Start of Exercise passage

  • In Baghdad, a car bomb targeting an Australian military convoy exploded near the Australian Embassy, killing three Iraqis and wounding eight others, including three Australian soldiers, according to Iraqi and Australian officials.
  • A U.S. diplomat was killed Sunday morning when a rebel-fired rocket or mortar shell crashed into an American base near the Baghdad airport, the U.S. Embassy announced.
  • Police said a city council leader was gunned down Monday during a drive-by shooting in Mahmoudiya, about 25 miles south of Baghdad. Dhari Ali, head of the city council, was killed outside his home, police said.

  • Insurgents launched two near-simultaneous bomb attacks hitting a government compound and a military convoy in the northern city of Mosul, the U.S. military and Iraqi officials said. Three people inside the compound were killed and another one was injured in the morning blast, said provincial government spokesman Hazem Jalawi. An Iraqi general was slightly injured in the convoy attack.
  • Rebels and U.S. forces battled in the central Iraqi town of Ramadi, and hospital officials reported three Iraqis were killed during the fighting. Insurgents bombed one American security patrol and ambushed a separate convoy with small arms, rocket-propelled grenades and an improvised explosive, the U.S. military said. No Americans were injured.

    There was confusion over precise number of Iraqi soldiers killed in the ambush, although the Iraqi National Guard said 48 troops and three drivers were killed.

End of Exercise passage
Start of Available data

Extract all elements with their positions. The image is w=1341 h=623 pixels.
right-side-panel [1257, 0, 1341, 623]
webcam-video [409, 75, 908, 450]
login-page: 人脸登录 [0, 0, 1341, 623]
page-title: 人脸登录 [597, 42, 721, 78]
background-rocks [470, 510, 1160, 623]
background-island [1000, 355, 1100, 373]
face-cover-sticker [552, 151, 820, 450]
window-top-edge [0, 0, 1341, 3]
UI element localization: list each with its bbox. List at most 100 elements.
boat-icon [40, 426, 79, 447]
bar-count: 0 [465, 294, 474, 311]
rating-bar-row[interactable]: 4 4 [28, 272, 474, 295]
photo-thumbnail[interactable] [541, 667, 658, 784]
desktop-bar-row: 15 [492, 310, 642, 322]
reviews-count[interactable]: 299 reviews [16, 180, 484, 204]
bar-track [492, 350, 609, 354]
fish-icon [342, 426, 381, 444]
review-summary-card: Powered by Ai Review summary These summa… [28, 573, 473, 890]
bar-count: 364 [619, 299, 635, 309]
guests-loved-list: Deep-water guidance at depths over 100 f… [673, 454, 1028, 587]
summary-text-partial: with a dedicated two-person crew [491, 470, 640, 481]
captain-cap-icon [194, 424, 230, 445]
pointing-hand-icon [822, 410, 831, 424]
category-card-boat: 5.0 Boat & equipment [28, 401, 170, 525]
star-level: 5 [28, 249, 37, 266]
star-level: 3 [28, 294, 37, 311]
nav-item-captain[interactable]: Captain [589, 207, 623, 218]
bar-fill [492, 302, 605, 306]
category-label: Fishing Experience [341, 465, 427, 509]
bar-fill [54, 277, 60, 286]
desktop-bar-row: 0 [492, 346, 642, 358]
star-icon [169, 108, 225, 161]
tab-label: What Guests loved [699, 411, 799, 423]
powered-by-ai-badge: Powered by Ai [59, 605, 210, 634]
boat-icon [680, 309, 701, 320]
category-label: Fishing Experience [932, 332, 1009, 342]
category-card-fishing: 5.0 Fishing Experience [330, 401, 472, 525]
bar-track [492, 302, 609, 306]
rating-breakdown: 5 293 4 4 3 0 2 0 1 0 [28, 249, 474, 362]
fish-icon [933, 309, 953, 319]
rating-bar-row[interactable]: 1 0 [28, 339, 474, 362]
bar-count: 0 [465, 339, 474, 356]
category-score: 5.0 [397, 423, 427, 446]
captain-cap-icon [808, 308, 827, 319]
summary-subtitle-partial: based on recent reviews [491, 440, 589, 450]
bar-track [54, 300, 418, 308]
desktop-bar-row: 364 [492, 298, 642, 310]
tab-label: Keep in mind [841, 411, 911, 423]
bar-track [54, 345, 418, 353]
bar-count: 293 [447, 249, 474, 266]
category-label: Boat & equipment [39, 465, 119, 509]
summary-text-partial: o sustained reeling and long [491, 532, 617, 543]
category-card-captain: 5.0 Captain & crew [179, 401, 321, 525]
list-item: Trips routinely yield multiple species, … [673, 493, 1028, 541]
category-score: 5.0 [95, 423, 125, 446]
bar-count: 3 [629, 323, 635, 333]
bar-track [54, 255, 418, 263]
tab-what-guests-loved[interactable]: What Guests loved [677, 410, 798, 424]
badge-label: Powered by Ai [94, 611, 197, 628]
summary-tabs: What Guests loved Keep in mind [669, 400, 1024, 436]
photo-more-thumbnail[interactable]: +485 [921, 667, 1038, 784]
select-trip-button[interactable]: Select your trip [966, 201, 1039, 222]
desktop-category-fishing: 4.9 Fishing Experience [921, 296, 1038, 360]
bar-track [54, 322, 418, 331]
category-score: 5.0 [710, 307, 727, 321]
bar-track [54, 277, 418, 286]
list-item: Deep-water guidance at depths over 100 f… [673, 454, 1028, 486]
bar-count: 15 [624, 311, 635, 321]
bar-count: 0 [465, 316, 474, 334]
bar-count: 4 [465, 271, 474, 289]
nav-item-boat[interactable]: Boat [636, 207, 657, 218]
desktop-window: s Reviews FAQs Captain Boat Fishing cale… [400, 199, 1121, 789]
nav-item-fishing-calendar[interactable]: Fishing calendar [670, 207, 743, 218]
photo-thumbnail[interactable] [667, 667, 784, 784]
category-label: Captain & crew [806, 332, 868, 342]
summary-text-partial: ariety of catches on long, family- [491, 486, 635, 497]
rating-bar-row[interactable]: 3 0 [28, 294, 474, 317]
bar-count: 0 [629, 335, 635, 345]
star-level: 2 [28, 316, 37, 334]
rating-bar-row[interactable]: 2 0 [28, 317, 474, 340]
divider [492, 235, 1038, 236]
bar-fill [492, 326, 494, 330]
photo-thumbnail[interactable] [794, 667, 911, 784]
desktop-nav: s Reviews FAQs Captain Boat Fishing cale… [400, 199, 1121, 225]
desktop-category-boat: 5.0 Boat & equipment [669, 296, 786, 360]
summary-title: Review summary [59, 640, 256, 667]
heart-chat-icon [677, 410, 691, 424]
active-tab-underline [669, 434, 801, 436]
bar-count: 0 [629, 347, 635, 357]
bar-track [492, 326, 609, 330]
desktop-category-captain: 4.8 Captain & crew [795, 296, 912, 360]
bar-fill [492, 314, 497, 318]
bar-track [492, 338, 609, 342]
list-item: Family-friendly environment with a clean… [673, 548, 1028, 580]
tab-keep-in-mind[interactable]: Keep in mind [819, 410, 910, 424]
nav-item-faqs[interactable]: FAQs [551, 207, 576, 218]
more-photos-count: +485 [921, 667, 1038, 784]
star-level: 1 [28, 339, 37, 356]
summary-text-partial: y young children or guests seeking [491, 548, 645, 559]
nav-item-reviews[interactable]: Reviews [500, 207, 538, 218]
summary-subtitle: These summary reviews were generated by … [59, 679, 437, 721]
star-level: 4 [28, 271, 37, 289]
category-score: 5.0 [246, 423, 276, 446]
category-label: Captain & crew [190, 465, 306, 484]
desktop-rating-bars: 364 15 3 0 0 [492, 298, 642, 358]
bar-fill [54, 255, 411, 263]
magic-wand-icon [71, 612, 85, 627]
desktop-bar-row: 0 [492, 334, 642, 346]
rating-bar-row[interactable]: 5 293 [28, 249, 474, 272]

End of Available data

> [Brief 1]
Write out the Iraq attacks report again, starting with "There was confusion" and going on through "drivers were killed.", switching "ambush" to "attack".
> [Brief 2]
Do these statements agree with the Iraq attacks report? (a) The car bomb in Baghdad killed three Iraqis. (b) Americans were injured in the fighting in Ramadi. (c) Dhari Ali was killed inside his office. For each, answer yes or no and quote the words of the report that decide it.

> [Solution 1]
There was confusion over precise number of Iraqi soldiers killed in the attack, although the Iraqi National Guard said 48 troops and three drivers were killed.

> [Solution 2]
(a) Yes: "killing three Iraqis and wounding eight others"
(b) No: "No Americans were injured."
(c) No: "was killed outside his home"